> [Data provided]
====

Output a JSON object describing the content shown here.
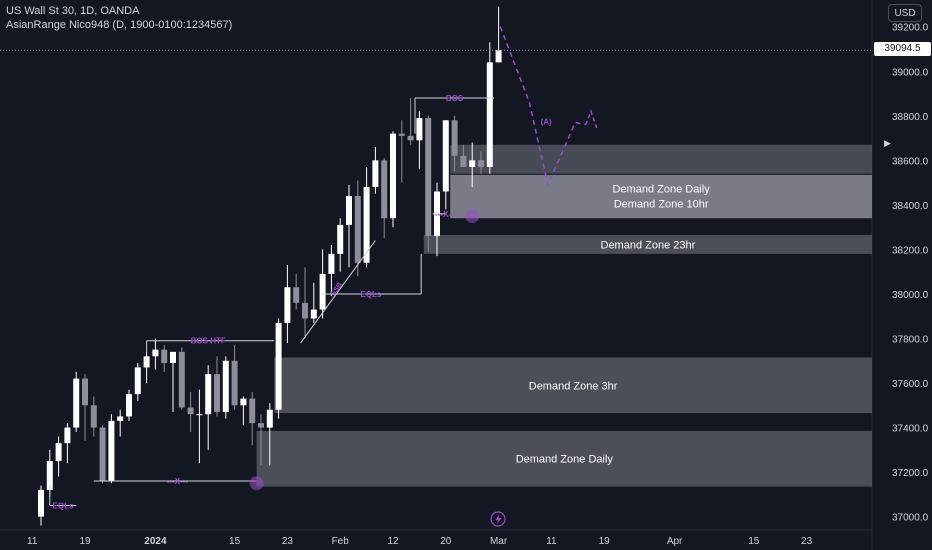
{
  "header": {
    "title": "US Wall St 30, 1D, OANDA",
    "indicator": "AsianRange Nico948 (D, 1900-0100:1234567)",
    "currency": "USD",
    "last_price": "39094.5"
  },
  "chart_data": {
    "type": "candlestick",
    "instrument": "US Wall St 30",
    "timeframe": "1D",
    "broker": "OANDA",
    "ylim": [
      36940,
      39320
    ],
    "yticks": [
      37000,
      37200,
      37400,
      37600,
      37800,
      38000,
      38200,
      38400,
      38600,
      38800,
      39000,
      39200
    ],
    "ytick_labels": [
      "37000.0",
      "37200.0",
      "37400.0",
      "37600.0",
      "37800.0",
      "38000.0",
      "38200.0",
      "38400.0",
      "38600.0",
      "38800.0",
      "39000.0",
      "39200.0"
    ],
    "x_slot_range": [
      -2,
      53
    ],
    "xticks": [
      {
        "label": "11",
        "slot": -1
      },
      {
        "label": "19",
        "slot": 5
      },
      {
        "label": "2024",
        "slot": 13
      },
      {
        "label": "15",
        "slot": 22
      },
      {
        "label": "23",
        "slot": 28
      },
      {
        "label": "Feb",
        "slot": 34
      },
      {
        "label": "12",
        "slot": 40
      },
      {
        "label": "20",
        "slot": 46
      },
      {
        "label": "Mar",
        "slot": 52
      },
      {
        "label": "11",
        "slot": 58
      },
      {
        "label": "19",
        "slot": 64
      },
      {
        "label": "Apr",
        "slot": 72
      },
      {
        "label": "15",
        "slot": 81
      },
      {
        "label": "23",
        "slot": 87
      }
    ],
    "colors": {
      "up": "#ffffff",
      "down": "#8c8f99",
      "zone": "#a0a4ad",
      "annotation": "#9c4dcc"
    },
    "candles": [
      {
        "o": 37000,
        "h": 37140,
        "l": 36960,
        "c": 37120
      },
      {
        "o": 37120,
        "h": 37300,
        "l": 37090,
        "c": 37250
      },
      {
        "o": 37250,
        "h": 37360,
        "l": 37180,
        "c": 37330
      },
      {
        "o": 37330,
        "h": 37420,
        "l": 37240,
        "c": 37400
      },
      {
        "o": 37400,
        "h": 37650,
        "l": 37380,
        "c": 37620
      },
      {
        "o": 37620,
        "h": 37640,
        "l": 37340,
        "c": 37500
      },
      {
        "o": 37500,
        "h": 37540,
        "l": 37360,
        "c": 37400
      },
      {
        "o": 37400,
        "h": 37410,
        "l": 37150,
        "c": 37160
      },
      {
        "o": 37160,
        "h": 37460,
        "l": 37150,
        "c": 37430
      },
      {
        "o": 37430,
        "h": 37480,
        "l": 37360,
        "c": 37450
      },
      {
        "o": 37450,
        "h": 37570,
        "l": 37430,
        "c": 37550
      },
      {
        "o": 37550,
        "h": 37690,
        "l": 37520,
        "c": 37670
      },
      {
        "o": 37670,
        "h": 37740,
        "l": 37600,
        "c": 37720
      },
      {
        "o": 37720,
        "h": 37800,
        "l": 37660,
        "c": 37750
      },
      {
        "o": 37750,
        "h": 37770,
        "l": 37650,
        "c": 37690
      },
      {
        "o": 37690,
        "h": 37730,
        "l": 37470,
        "c": 37740
      },
      {
        "o": 37740,
        "h": 37760,
        "l": 37480,
        "c": 37490
      },
      {
        "o": 37490,
        "h": 37560,
        "l": 37380,
        "c": 37460
      },
      {
        "o": 37460,
        "h": 37570,
        "l": 37240,
        "c": 37460
      },
      {
        "o": 37460,
        "h": 37680,
        "l": 37300,
        "c": 37640
      },
      {
        "o": 37640,
        "h": 37720,
        "l": 37450,
        "c": 37470
      },
      {
        "o": 37470,
        "h": 37720,
        "l": 37440,
        "c": 37700
      },
      {
        "o": 37700,
        "h": 37770,
        "l": 37480,
        "c": 37500
      },
      {
        "o": 37500,
        "h": 37540,
        "l": 37410,
        "c": 37530
      },
      {
        "o": 37530,
        "h": 37560,
        "l": 37320,
        "c": 37420
      },
      {
        "o": 37420,
        "h": 37460,
        "l": 37230,
        "c": 37400
      },
      {
        "o": 37400,
        "h": 37510,
        "l": 37230,
        "c": 37480
      },
      {
        "o": 37480,
        "h": 37890,
        "l": 37440,
        "c": 37870
      },
      {
        "o": 37870,
        "h": 38130,
        "l": 37780,
        "c": 38030
      },
      {
        "o": 38030,
        "h": 38090,
        "l": 37930,
        "c": 37960
      },
      {
        "o": 37960,
        "h": 38120,
        "l": 37800,
        "c": 37890
      },
      {
        "o": 37890,
        "h": 38050,
        "l": 37870,
        "c": 37930
      },
      {
        "o": 37930,
        "h": 38200,
        "l": 37890,
        "c": 38090
      },
      {
        "o": 38090,
        "h": 38220,
        "l": 37990,
        "c": 38180
      },
      {
        "o": 38180,
        "h": 38340,
        "l": 38100,
        "c": 38310
      },
      {
        "o": 38310,
        "h": 38490,
        "l": 38120,
        "c": 38440
      },
      {
        "o": 38440,
        "h": 38510,
        "l": 38080,
        "c": 38140
      },
      {
        "o": 38140,
        "h": 38570,
        "l": 38120,
        "c": 38480
      },
      {
        "o": 38480,
        "h": 38660,
        "l": 38450,
        "c": 38600
      },
      {
        "o": 38600,
        "h": 38610,
        "l": 38250,
        "c": 38340
      },
      {
        "o": 38340,
        "h": 38730,
        "l": 38300,
        "c": 38720
      },
      {
        "o": 38720,
        "h": 38780,
        "l": 38500,
        "c": 38710
      },
      {
        "o": 38710,
        "h": 38880,
        "l": 38670,
        "c": 38690
      },
      {
        "o": 38690,
        "h": 38820,
        "l": 38560,
        "c": 38790
      },
      {
        "o": 38790,
        "h": 38800,
        "l": 38190,
        "c": 38260
      },
      {
        "o": 38260,
        "h": 38500,
        "l": 38170,
        "c": 38460
      },
      {
        "o": 38460,
        "h": 38780,
        "l": 38380,
        "c": 38780
      },
      {
        "o": 38780,
        "h": 38800,
        "l": 38550,
        "c": 38620
      },
      {
        "o": 38620,
        "h": 38670,
        "l": 38570,
        "c": 38570
      },
      {
        "o": 38570,
        "h": 38680,
        "l": 38480,
        "c": 38600
      },
      {
        "o": 38600,
        "h": 38640,
        "l": 38540,
        "c": 38570
      },
      {
        "o": 38570,
        "h": 39130,
        "l": 38540,
        "c": 39040
      },
      {
        "o": 39040,
        "h": 39290,
        "l": 39040,
        "c": 39094.5
      }
    ],
    "zones": [
      {
        "label": "",
        "from_slot": 46.5,
        "top": 38670,
        "bottom": 38540
      },
      {
        "label": "Demand Zone Daily",
        "label2": "Demand Zone 10hr",
        "from_slot": 46.5,
        "top": 38535,
        "bottom": 38340
      },
      {
        "label": "Demand Zone 23hr",
        "from_slot": 43.5,
        "top": 38265,
        "bottom": 38180
      },
      {
        "label": "Demand Zone 3hr",
        "from_slot": 26.5,
        "top": 37715,
        "bottom": 37465
      },
      {
        "label": "Demand Zone Daily",
        "from_slot": 24.5,
        "top": 37385,
        "bottom": 37135
      }
    ],
    "annotations": {
      "eqls_1": "EQLs",
      "x_marker_1": "---X---",
      "bos_htf": "BOS HTF",
      "eqls_2": "EQLs",
      "ssb": "SSB",
      "bos": "BOS",
      "x_marker_2": "---X---",
      "wave": "(A)"
    }
  }
}
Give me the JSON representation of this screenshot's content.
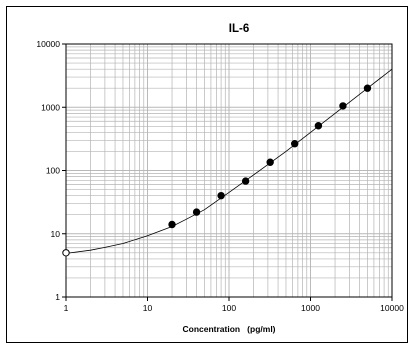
{
  "chart_data": {
    "type": "scatter",
    "title": "IL-6",
    "xlabel": "Concentration   (pg/ml)",
    "ylabel": "",
    "x_scale": "log",
    "y_scale": "log",
    "xlim": [
      1,
      10000
    ],
    "ylim": [
      1,
      10000
    ],
    "x_tick_labels": [
      "1",
      "10",
      "100",
      "1000",
      "10000"
    ],
    "y_tick_labels": [
      "1",
      "10",
      "100",
      "1000",
      "10000"
    ],
    "grid": true,
    "legend": "none",
    "series": [
      {
        "marker": "filled-circle",
        "x": [
          20,
          40,
          80,
          160,
          320,
          640,
          1250,
          2500,
          5000
        ],
        "y": [
          14,
          22,
          40,
          68,
          135,
          265,
          510,
          1050,
          2000
        ]
      },
      {
        "marker": "open-circle",
        "x": [
          1
        ],
        "y": [
          5
        ]
      }
    ],
    "fit_curve": {
      "x": [
        1,
        2,
        3,
        5,
        10,
        20,
        30,
        50,
        100,
        200,
        500,
        1000,
        2000,
        5000,
        10000
      ],
      "y": [
        4.9,
        5.5,
        6.1,
        7.0,
        9.3,
        13.0,
        17.0,
        24.0,
        45.0,
        85.0,
        200.0,
        400.0,
        800.0,
        2000.0,
        4000.0
      ]
    },
    "colors": {
      "marker": "#000000",
      "curve": "#000000",
      "grid": "#b4b4b4"
    }
  }
}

====

Find the string "content" in the entries above and return each line that holds it.

> [Response to the task]
Output a JSON object describing the content shown here.
Give me the JSON representation of this screenshot's content.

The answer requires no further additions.